### What the task asks
Among the entries, which lines carry the string "모집기간"? Copy each of them.
>> BEGIN Exercise inputs
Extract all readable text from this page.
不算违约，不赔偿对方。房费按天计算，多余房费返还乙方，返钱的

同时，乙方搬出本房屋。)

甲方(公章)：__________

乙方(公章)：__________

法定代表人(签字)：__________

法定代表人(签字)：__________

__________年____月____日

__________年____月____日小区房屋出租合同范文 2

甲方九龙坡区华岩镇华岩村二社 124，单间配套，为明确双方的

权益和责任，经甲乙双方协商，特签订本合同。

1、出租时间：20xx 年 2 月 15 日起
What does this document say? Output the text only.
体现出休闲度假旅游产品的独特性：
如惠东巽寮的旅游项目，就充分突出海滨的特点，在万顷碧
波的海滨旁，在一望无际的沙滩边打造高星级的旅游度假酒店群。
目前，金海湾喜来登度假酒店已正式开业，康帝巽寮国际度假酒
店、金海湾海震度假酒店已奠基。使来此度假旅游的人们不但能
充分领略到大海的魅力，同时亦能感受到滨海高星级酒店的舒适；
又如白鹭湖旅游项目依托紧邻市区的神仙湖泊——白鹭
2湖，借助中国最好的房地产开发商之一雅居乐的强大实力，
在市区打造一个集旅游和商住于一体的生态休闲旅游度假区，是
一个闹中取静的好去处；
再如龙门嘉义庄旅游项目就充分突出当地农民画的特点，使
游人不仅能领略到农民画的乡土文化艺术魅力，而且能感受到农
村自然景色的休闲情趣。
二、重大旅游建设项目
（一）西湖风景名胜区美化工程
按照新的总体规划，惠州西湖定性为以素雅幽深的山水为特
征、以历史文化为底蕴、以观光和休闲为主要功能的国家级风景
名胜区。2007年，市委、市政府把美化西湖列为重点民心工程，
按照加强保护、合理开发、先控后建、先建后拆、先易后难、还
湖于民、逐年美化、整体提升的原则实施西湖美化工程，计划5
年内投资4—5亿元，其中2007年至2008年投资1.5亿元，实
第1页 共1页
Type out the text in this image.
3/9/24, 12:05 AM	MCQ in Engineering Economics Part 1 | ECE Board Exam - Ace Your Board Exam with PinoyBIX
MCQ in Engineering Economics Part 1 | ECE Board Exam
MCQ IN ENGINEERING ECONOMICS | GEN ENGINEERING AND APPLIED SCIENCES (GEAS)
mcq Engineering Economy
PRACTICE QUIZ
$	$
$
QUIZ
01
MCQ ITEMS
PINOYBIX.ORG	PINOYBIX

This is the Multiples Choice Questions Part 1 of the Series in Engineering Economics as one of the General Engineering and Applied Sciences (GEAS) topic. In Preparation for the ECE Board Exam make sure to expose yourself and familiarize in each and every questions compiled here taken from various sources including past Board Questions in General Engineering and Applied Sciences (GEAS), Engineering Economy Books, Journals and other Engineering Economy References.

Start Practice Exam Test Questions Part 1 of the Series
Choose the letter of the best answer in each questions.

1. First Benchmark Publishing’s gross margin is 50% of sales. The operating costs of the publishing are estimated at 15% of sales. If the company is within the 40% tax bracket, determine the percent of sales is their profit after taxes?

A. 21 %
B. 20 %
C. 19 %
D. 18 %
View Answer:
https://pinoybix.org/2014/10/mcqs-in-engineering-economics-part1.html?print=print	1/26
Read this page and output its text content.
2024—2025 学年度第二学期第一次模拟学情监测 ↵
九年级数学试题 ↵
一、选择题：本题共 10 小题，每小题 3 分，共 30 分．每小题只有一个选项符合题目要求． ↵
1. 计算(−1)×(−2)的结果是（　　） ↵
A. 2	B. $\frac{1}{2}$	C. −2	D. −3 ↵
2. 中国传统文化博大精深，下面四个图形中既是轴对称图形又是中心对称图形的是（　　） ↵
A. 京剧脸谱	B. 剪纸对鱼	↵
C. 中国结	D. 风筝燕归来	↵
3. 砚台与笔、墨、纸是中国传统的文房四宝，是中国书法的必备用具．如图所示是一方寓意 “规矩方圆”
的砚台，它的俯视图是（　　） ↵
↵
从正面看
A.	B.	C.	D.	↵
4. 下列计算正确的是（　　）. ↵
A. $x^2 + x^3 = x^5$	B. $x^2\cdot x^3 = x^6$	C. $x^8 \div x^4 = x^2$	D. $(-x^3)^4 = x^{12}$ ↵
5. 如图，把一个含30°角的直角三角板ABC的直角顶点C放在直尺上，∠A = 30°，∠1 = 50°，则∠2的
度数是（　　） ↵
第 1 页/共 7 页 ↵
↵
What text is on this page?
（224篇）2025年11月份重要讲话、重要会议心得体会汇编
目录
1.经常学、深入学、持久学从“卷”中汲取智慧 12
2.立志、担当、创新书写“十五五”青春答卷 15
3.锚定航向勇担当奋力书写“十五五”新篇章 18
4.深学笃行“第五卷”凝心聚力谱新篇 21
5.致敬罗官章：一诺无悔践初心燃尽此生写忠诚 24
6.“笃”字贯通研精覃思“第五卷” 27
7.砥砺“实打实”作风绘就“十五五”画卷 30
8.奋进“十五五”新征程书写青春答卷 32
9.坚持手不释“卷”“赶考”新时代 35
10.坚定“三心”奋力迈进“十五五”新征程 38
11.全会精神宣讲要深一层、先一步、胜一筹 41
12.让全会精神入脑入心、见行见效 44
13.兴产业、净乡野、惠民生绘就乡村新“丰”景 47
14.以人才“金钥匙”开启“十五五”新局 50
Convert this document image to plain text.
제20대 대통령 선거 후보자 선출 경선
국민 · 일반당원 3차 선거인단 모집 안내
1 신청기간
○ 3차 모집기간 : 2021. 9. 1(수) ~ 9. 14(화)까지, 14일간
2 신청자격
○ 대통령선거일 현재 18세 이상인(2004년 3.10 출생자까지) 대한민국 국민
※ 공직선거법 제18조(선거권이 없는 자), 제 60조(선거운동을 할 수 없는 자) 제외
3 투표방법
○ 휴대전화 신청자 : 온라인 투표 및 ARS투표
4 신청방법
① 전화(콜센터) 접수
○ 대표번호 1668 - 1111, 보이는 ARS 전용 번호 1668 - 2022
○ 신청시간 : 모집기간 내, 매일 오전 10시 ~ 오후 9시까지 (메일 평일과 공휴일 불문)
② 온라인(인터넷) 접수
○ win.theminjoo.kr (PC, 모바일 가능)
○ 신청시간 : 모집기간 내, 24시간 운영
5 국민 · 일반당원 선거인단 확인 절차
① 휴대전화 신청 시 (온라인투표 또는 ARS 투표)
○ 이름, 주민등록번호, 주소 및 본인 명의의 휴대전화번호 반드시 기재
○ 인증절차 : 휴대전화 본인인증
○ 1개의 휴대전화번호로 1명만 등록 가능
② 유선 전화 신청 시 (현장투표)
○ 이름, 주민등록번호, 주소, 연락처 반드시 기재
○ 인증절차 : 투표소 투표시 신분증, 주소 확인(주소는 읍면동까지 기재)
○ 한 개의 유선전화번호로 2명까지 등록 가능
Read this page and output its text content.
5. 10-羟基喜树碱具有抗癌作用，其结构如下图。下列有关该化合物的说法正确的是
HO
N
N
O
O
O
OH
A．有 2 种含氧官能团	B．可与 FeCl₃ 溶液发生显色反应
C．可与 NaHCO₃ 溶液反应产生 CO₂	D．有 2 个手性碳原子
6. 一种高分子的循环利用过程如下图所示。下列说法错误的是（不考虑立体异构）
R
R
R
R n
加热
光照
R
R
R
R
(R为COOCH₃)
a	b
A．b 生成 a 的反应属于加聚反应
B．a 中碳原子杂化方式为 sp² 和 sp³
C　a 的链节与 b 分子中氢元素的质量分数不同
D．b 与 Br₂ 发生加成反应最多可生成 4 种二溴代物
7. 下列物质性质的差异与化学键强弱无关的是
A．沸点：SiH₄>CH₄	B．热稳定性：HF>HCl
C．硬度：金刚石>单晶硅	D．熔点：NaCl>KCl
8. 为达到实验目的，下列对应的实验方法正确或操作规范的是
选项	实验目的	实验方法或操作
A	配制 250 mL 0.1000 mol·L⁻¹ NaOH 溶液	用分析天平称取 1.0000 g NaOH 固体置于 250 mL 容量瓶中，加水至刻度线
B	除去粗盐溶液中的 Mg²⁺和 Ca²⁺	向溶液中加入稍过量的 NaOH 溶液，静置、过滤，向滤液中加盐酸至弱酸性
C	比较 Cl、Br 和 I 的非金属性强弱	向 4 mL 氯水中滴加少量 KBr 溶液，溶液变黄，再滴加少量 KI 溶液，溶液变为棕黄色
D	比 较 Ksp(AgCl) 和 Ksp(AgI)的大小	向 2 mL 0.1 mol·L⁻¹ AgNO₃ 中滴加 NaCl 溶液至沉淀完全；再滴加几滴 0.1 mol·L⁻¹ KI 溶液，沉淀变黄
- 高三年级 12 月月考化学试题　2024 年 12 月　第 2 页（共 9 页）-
>> END Exercise inputs
### Reply to the task
○ 3차 모집기간 : 2021. 9. 1(수) ~ 9. 14(화)까지, 14일간
○ 신청시간 : 모집기간 내, 매일 오전 10시 ~ 오후 9시까지 (메일 평일과 공휴일 불문)
○ 신청시간 : 모집기간 내, 24시간 운영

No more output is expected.